▶ [WHAT TO DO] Can you quote the records below in full, word for word?

═══ THE RECORDS ═══

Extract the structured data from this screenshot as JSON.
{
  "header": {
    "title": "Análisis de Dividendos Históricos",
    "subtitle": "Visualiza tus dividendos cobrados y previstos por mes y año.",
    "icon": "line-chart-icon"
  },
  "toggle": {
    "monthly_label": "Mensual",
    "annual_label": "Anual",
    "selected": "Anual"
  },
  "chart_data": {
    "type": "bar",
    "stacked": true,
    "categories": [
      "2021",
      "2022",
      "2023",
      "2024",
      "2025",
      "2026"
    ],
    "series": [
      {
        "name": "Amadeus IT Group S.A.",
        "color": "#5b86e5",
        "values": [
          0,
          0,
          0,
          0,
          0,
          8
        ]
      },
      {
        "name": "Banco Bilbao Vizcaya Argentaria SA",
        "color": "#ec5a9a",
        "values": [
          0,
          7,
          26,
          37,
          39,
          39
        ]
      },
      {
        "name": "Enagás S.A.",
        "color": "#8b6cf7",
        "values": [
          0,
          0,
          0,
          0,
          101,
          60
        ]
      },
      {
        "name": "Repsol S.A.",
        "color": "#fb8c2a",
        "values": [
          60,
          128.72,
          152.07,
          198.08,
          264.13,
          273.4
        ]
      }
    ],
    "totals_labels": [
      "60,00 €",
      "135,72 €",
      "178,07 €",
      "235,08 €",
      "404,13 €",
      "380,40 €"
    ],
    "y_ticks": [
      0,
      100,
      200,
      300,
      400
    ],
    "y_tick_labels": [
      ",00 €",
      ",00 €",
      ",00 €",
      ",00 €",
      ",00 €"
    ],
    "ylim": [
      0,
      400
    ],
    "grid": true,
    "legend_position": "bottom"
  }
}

═══

▶ [EXERCISE RESPONSE]
Extract the structured data from this screenshot as JSON.
{
  "header": {
    "title": "Análisis de Dividendos Históricos",
    "subtitle": "Visualiza tus dividendos cobrados y previstos por mes y año.",
    "icon": "line-chart-icon"
  },
  "toggle": {
    "monthly_label": "Mensual",
    "annual_label": "Anual",
    "selected": "Anual"
  },
  "chart_data": {
    "type": "bar",
    "stacked": true,
    "categories": [
      "2021",
      "2022",
      "2023",
      "2024",
      "2025",
      "2026"
    ],
    "series": [
      {
        "name": "Amadeus IT Group S.A.",
        "color": "#5b86e5",
        "values": [
          0,
          0,
          0,
          0,
          0,
          8
        ]
      },
      {
        "name": "Banco Bilbao Vizcaya Argentaria SA",
        "color": "#ec5a9a",
        "values": [
          0,
          7,
          26,
          37,
          39,
          39
        ]
      },
      {
        "name": "Enagás S.A.",
        "color": "#8b6cf7",
        "values": [
          0,
          0,
          0,
          0,
          101,
          60
        ]
      },
      {
        "name": "Repsol S.A.",
        "color": "#fb8c2a",
        "values": [
          60,
          128.72,
          152.07,
          198.08,
          264.13,
          273.4
        ]
      }
    ],
    "totals_labels": [
      "60,00 €",
      "135,72 €",
      "178,07 €",
      "235,08 €",
      "404,13 €",
      "380,40 €"
    ],
    "y_ticks": [
      0,
      100,
      200,
      300,
      400
    ],
    "y_tick_labels": [
      ",00 €",
      ",00 €",
      ",00 €",
      ",00 €",
      ",00 €"
    ],
    "ylim": [
      0,
      400
    ],
    "grid": true,
    "legend_position": "bottom"
  }
}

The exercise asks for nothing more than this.